_What the task requires_.
Go through the material and pull out every line with the string "Ruang" in it.

_Input_.
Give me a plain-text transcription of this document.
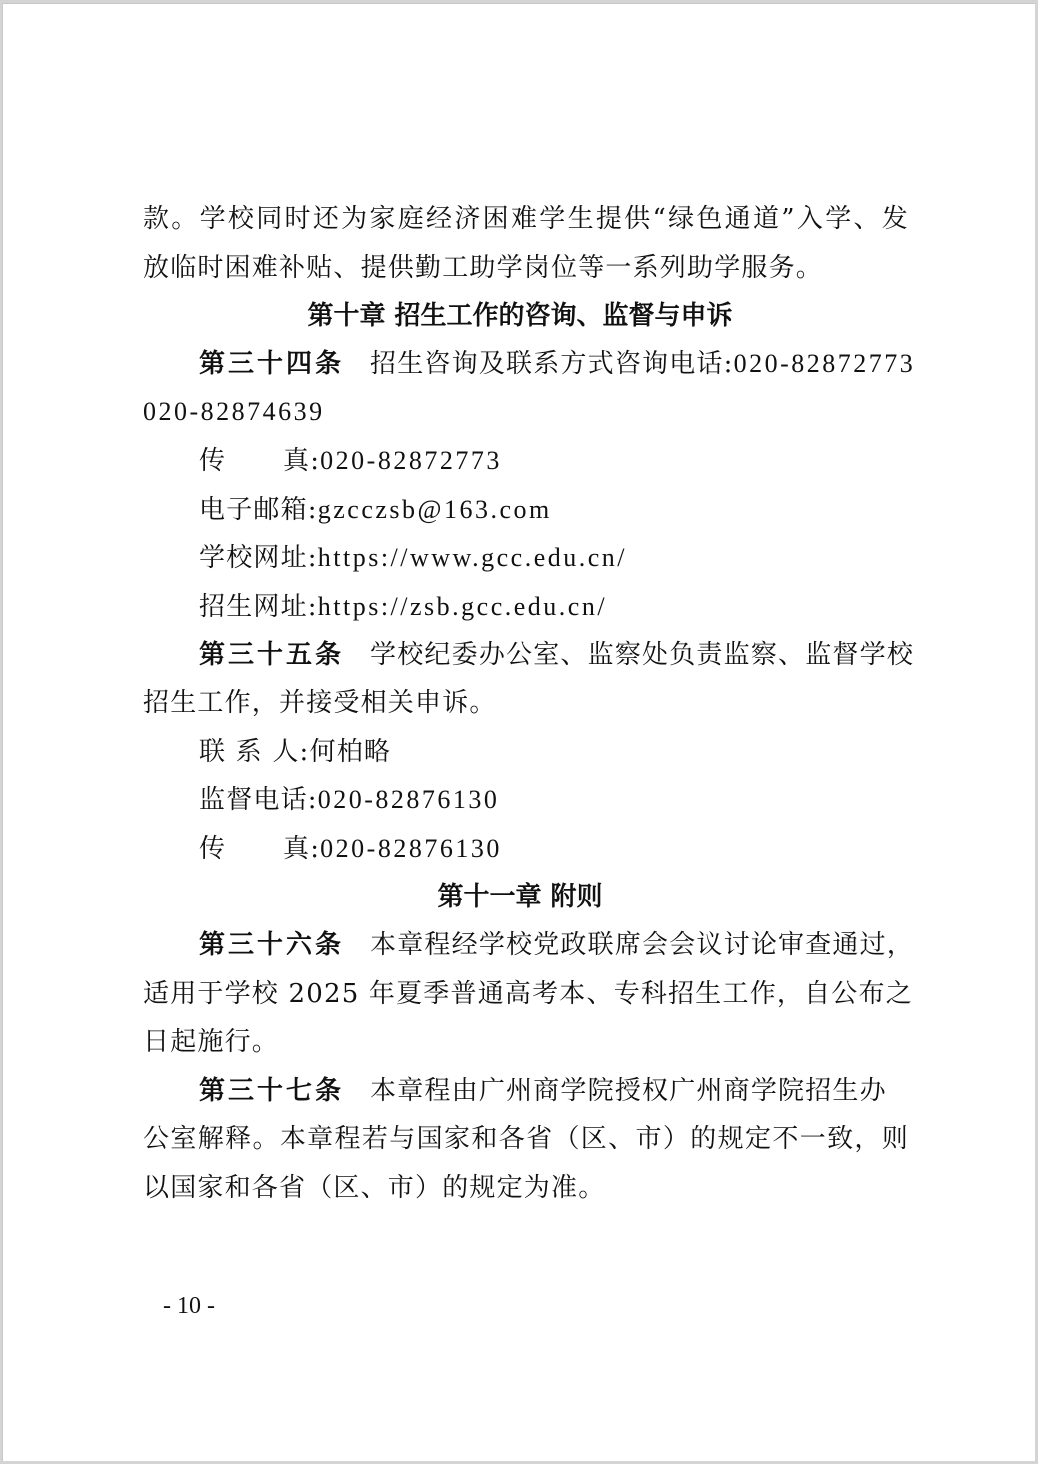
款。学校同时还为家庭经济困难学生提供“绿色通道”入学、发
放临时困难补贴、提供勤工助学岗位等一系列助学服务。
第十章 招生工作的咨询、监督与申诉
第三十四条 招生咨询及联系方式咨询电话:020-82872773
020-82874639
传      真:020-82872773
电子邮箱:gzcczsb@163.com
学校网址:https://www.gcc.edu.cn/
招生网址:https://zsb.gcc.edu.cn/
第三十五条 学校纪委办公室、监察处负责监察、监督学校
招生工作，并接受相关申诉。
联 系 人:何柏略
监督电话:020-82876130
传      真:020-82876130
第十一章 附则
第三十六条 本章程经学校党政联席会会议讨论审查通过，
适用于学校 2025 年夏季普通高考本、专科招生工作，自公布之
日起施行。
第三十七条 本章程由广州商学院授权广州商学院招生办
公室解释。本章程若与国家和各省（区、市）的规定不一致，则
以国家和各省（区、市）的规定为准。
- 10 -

---

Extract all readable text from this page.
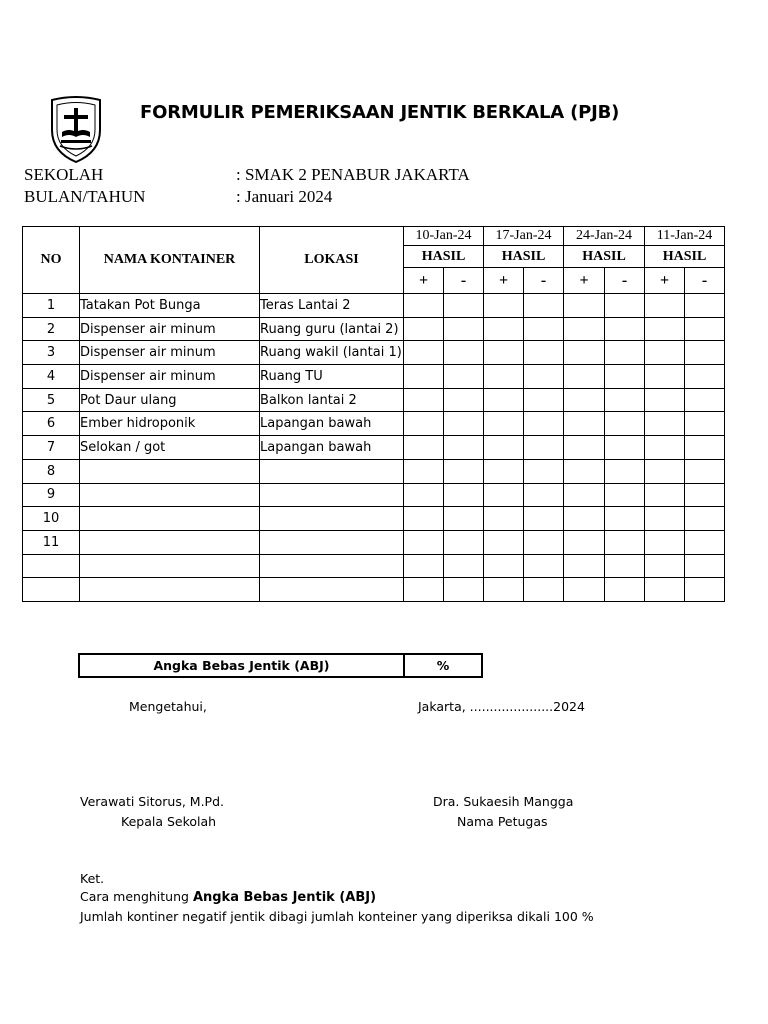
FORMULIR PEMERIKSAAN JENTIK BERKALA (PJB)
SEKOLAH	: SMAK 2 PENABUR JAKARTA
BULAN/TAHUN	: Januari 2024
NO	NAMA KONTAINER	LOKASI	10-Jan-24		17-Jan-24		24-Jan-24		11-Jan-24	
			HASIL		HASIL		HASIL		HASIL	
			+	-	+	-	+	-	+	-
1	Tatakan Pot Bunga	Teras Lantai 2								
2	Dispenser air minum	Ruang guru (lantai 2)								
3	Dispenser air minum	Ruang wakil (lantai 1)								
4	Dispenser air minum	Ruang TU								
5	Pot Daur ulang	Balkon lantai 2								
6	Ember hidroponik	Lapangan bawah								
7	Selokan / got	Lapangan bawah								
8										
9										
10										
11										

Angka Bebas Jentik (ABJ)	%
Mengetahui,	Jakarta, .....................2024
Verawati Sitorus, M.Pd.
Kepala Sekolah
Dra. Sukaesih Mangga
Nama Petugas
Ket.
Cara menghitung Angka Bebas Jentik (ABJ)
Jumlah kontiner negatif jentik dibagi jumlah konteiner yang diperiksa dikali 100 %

_Response_.
2	Dispenser air minum	Ruang guru (lantai 2)								
3	Dispenser air minum	Ruang wakil (lantai 1)								
4	Dispenser air minum	Ruang TU								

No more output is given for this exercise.